Short task:
In the records below, the line that contains "Read this page and output its text content." marks the start. Copy it and each line after it through the end, exactly, without pictures.

Records for this exercise:

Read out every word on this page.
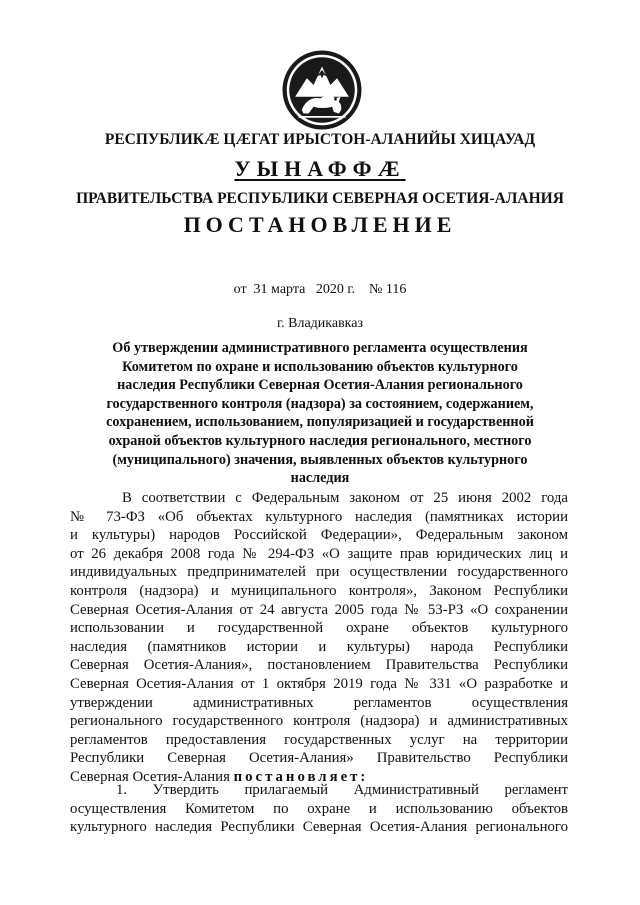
РЕСПУБЛИКӔ ЦӔГАТ ИРЫСТОН-АЛАНИЙЫ ХИЦАУАД
УЫНАФФӔ
ПРАВИТЕЛЬСТВА РЕСПУБЛИКИ СЕВЕРНАЯ ОСЕТИЯ-АЛАНИЯ
ПОСТАНОВЛЕНИЕ
от  31 марта   2020 г.    № 116
г. Владикавказ
Об утверждении административного регламента осуществления
Комитетом по охране и использованию объектов культурного
наследия Республики Северная Осетия-Алания регионального
государственного контроля (надзора) за состоянием, содержанием,
сохранением, использованием, популяризацией и государственной
охраной объектов культурного наследия регионального, местного
(муниципального) значения, выявленных объектов культурного
наследия
В соответствии с Федеральным законом от 25 июня 2002 года
№ 73-ФЗ «Об объектах культурного наследия (памятниках истории
и культуры) народов Российской Федерации», Федеральным законом
от 26 декабря 2008 года № 294-ФЗ «О защите прав юридических лиц и
индивидуальных предпринимателей при осуществлении государственного
контроля (надзора) и муниципального контроля», Законом Республики
Северная Осетия-Алания от 24 августа 2005 года № 53-РЗ «О сохранении
использовании и государственной охране объектов культурного
наследия (памятников истории и культуры) народа Республики
Северная Осетия-Алания», постановлением Правительства Республики
Северная Осетия-Алания от 1 октября 2019 года № 331 «О разработке и
утверждении административных регламентов осуществления
регионального государственного контроля (надзора) и административных
регламентов предоставления государственных услуг на территории
Республики Северная Осетия-Алания» Правительство Республики
Северная Осетия-Алания постановляет:
1. Утвердить прилагаемый Административный регламент
осуществления Комитетом по охране и использованию объектов
культурного наследия Республики Северная Осетия-Алания регионального
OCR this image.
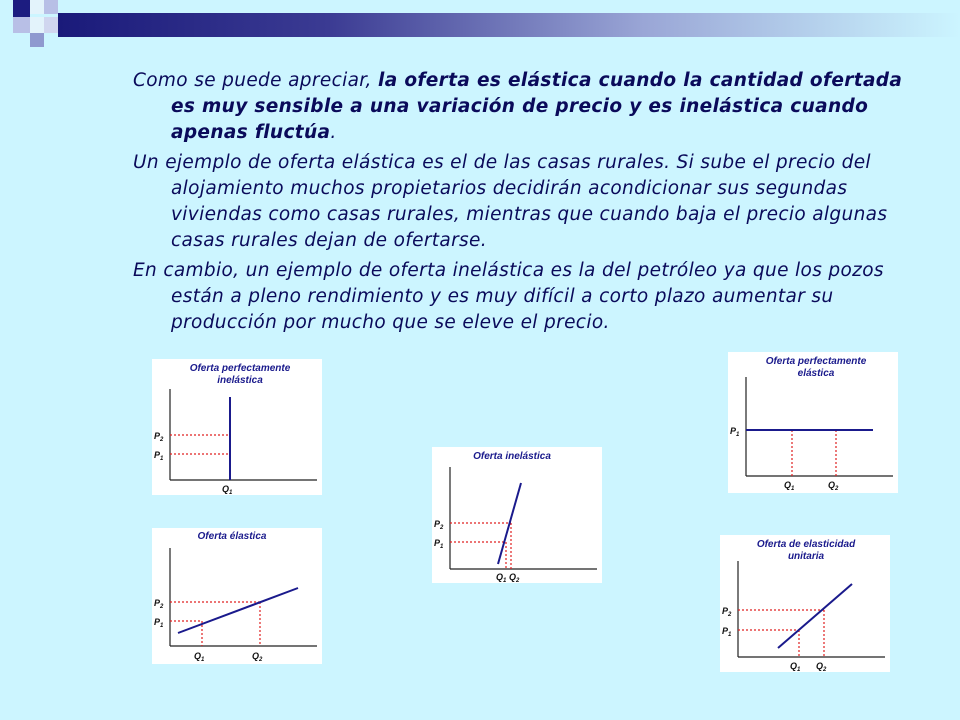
Como se puede apreciar, la oferta es elástica cuando la cantidad ofertada es muy sensible a una variación de precio y es inelástica cuando apenas fluctúa.

Un ejemplo de oferta elástica es el de las casas rurales. Si sube el precio del alojamiento muchos propietarios decidirán acondicionar sus segundas viviendas como casas rurales, mientras que cuando baja el precio algunas casas rurales dejan de ofertarse.

En cambio, un ejemplo de oferta inelástica es la del petróleo ya que los pozos están a pleno rendimiento y es muy difícil a corto plazo aumentar su producción por mucho que se eleve el precio.

Oferta perfectamente
inelástica
$P_2$
$P_1$
$Q_1$
Oferta élastica
$P_2$
$P_1$
$Q_1$	$Q_2$
Oferta inelástica
$P_2$
$P_1$
$Q_1$ $Q_2$
Oferta perfectamente
elástica
$P_1$
$Q_1$	$Q_2$
Oferta de elasticidad
unitaria
$P_2$
$P_1$
$Q_1$ $Q_2$
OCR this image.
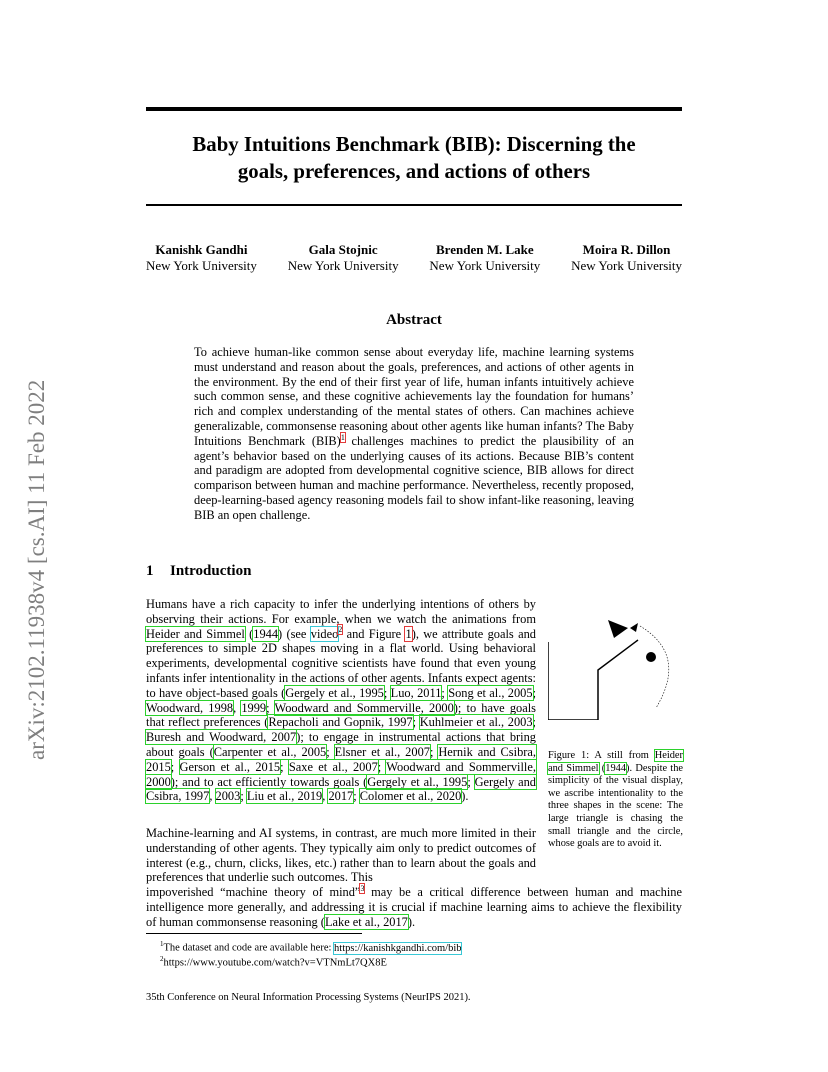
Baby Intuitions Benchmark (BIB): Discerning the
goals, preferences, and actions of others
Kanishk Gandhi
New York University
Gala Stojnic
New York University
Brenden M. Lake
New York University
Moira R. Dillon
New York University
arXiv:2102.11938v4 [cs.AI] 11 Feb 2022
Abstract
To achieve human-like common sense about everyday life, machine learning systems must understand and reason about the goals, preferences, and actions of other agents in the environment. By the end of their first year of life, human infants intuitively achieve such common sense, and these cognitive achievements lay the foundation for humans’ rich and complex understanding of the mental states of others. Can machines achieve generalizable, commonsense reasoning about other agents like human infants? The Baby Intuitions Benchmark (BIB)$^1$ challenges machines to predict the plausibility of an agent’s behavior based on the underlying causes of its actions. Because BIB’s content and paradigm are adopted from developmental cognitive science, BIB allows for direct comparison between human and machine performance. Nevertheless, recently proposed, deep-learning-based agency reasoning models fail to show infant-like reasoning, leaving BIB an open challenge.
1 Introduction
Humans have a rich capacity to infer the underlying intentions of others by observing their actions. For example, when we watch the animations from Heider and Simmel (1944) (see video$^2$ and Figure 1), we attribute goals and preferences to simple 2D shapes moving in a flat world. Using behavioral experiments, developmental cognitive scientists have found that even young infants infer intentionality in the actions of other agents. Infants expect agents: to have object-based goals (Gergely et al., 1995; Luo, 2011; Song et al., 2005; Woodward, 1998, 1999; Woodward and Sommerville, 2000); to have goals that reflect preferences (Repacholi and Gopnik, 1997; Kuhlmeier et al., 2003; Buresh and Woodward, 2007); to engage in instrumental actions that bring about goals (Carpenter et al., 2005; Elsner et al., 2007; Hernik and Csibra, 2015; Gerson et al., 2015; Saxe et al., 2007; Woodward and Sommerville, 2000); and to act efficiently towards goals (Gergely et al., 1995; Gergely and Csibra, 1997, 2003; Liu et al., 2019, 2017; Colomer et al., 2020).
Machine-learning and AI systems, in contrast, are much more limited in their understanding of other agents. They typically aim only to predict outcomes of interest (e.g., churn, clicks, likes, etc.) rather than to learn about the goals and preferences that underlie such outcomes. This
impoverished “machine theory of mind”$^3$ may be a critical difference between human and machine intelligence more generally, and addressing it is crucial if machine learning aims to achieve the flexibility of human commonsense reasoning (Lake et al., 2017).
Figure 1: A still from Heider and Simmel (1944). Despite the simplicity of the visual display, we ascribe intentionality to the three shapes in the scene: The large triangle is chasing the small triangle and the circle, whose goals are to avoid it.
$^1$The dataset and code are available here: https://kanishkgandhi.com/bib
$^2$https://www.youtube.com/watch?v=VTNmLt7QX8E
35th Conference on Neural Information Processing Systems (NeurIPS 2021).
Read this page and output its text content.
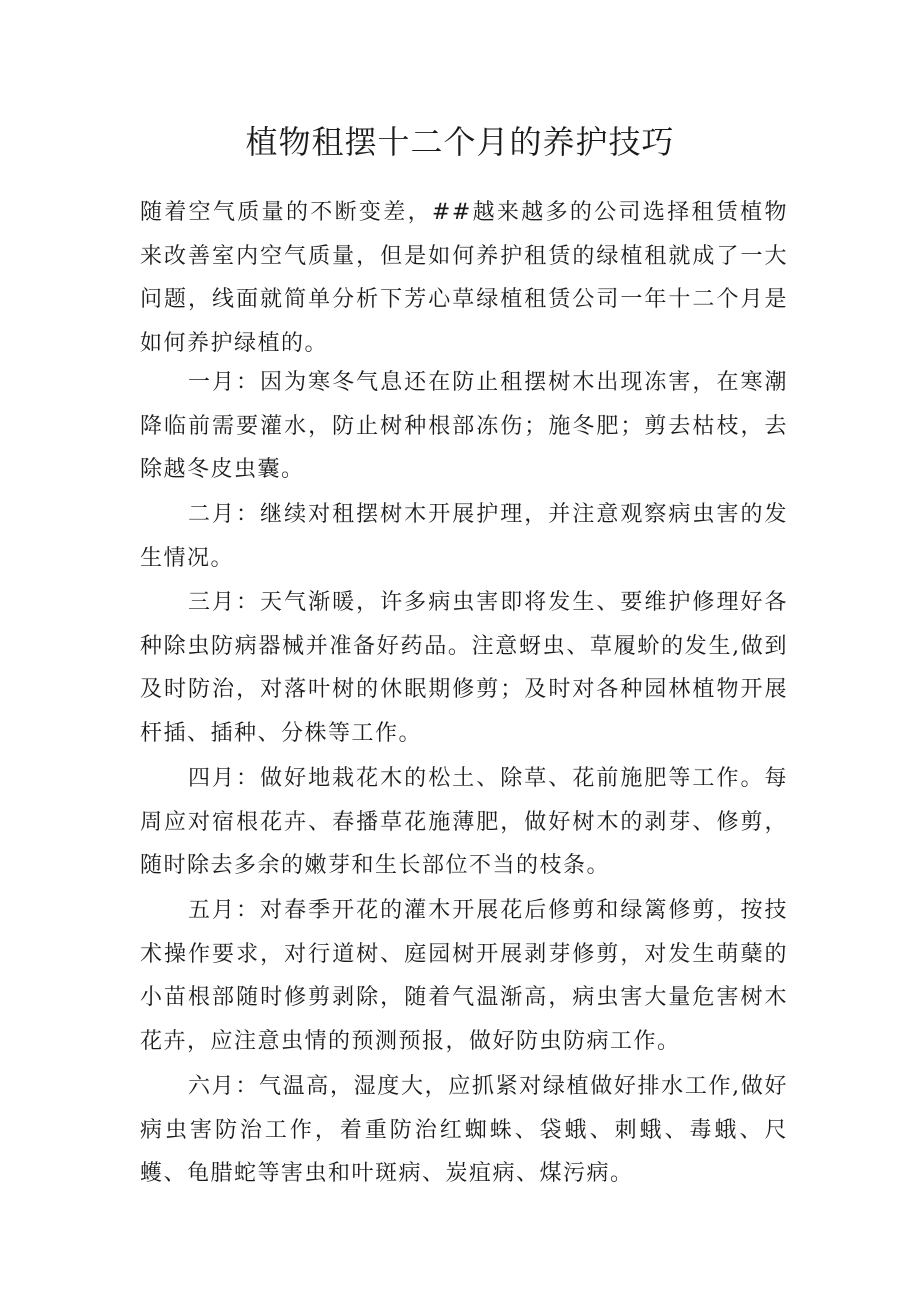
植物租摆十二个月的养护技巧

随着空气质量的不断变差，##越来越多的公司选择租赁植物来改善室内空气质量，但是如何养护租赁的绿植租就成了一大问题，线面就简单分析下芳心草绿植租赁公司一年十二个月是如何养护绿植的。

一月：因为寒冬气息还在防止租摆树木出现冻害，在寒潮降临前需要灌水，防止树种根部冻伤；施冬肥；剪去枯枝，去除越冬皮虫囊。

二月：继续对租摆树木开展护理，并注意观察病虫害的发生情况。

三月：天气渐暖，许多病虫害即将发生、要维护修理好各种除虫防病器械并准备好药品。注意蚜虫、草履蚧的发生,做到及时防治，对落叶树的休眠期修剪；及时对各种园林植物开展杆插、插种、分株等工作。

四月：做好地栽花木的松土、除草、花前施肥等工作。每周应对宿根花卉、春播草花施薄肥，做好树木的剥芽、修剪，随时除去多余的嫩芽和生长部位不当的枝条。

五月：对春季开花的灌木开展花后修剪和绿篱修剪，按技术操作要求，对行道树、庭园树开展剥芽修剪，对发生萌蘖的小苗根部随时修剪剥除，随着气温渐高，病虫害大量危害树木花卉，应注意虫情的预测预报，做好防虫防病工作。

六月：气温高，湿度大，应抓紧对绿植做好排水工作,做好病虫害防治工作，着重防治红蜘蛛、袋蛾、刺蛾、毒蛾、尺蠖、龟腊蛇等害虫和叶斑病、炭疽病、煤污病。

Task solution:
Read this page and output its text content.
植物租摆十二个月的养护技巧

随着空气质量的不断变差，##越来越多的公司选择租赁植物来改善室内空气质量，但是如何养护租赁的绿植租就成了一大问题，线面就简单分析下芳心草绿植租赁公司一年十二个月是如何养护绿植的。

一月：因为寒冬气息还在防止租摆树木出现冻害，在寒潮降临前需要灌水，防止树种根部冻伤；施冬肥；剪去枯枝，去除越冬皮虫囊。

二月：继续对租摆树木开展护理，并注意观察病虫害的发生情况。

三月：天气渐暖，许多病虫害即将发生、要维护修理好各种除虫防病器械并准备好药品。注意蚜虫、草履蚧的发生,做到及时防治，对落叶树的休眠期修剪；及时对各种园林植物开展杆插、插种、分株等工作。

四月：做好地栽花木的松土、除草、花前施肥等工作。每周应对宿根花卉、春播草花施薄肥，做好树木的剥芽、修剪，随时除去多余的嫩芽和生长部位不当的枝条。

五月：对春季开花的灌木开展花后修剪和绿篱修剪，按技术操作要求，对行道树、庭园树开展剥芽修剪，对发生萌蘖的小苗根部随时修剪剥除，随着气温渐高，病虫害大量危害树木花卉，应注意虫情的预测预报，做好防虫防病工作。

六月：气温高，湿度大，应抓紧对绿植做好排水工作,做好病虫害防治工作，着重防治红蜘蛛、袋蛾、刺蛾、毒蛾、尺蠖、龟腊蛇等害虫和叶斑病、炭疽病、煤污病。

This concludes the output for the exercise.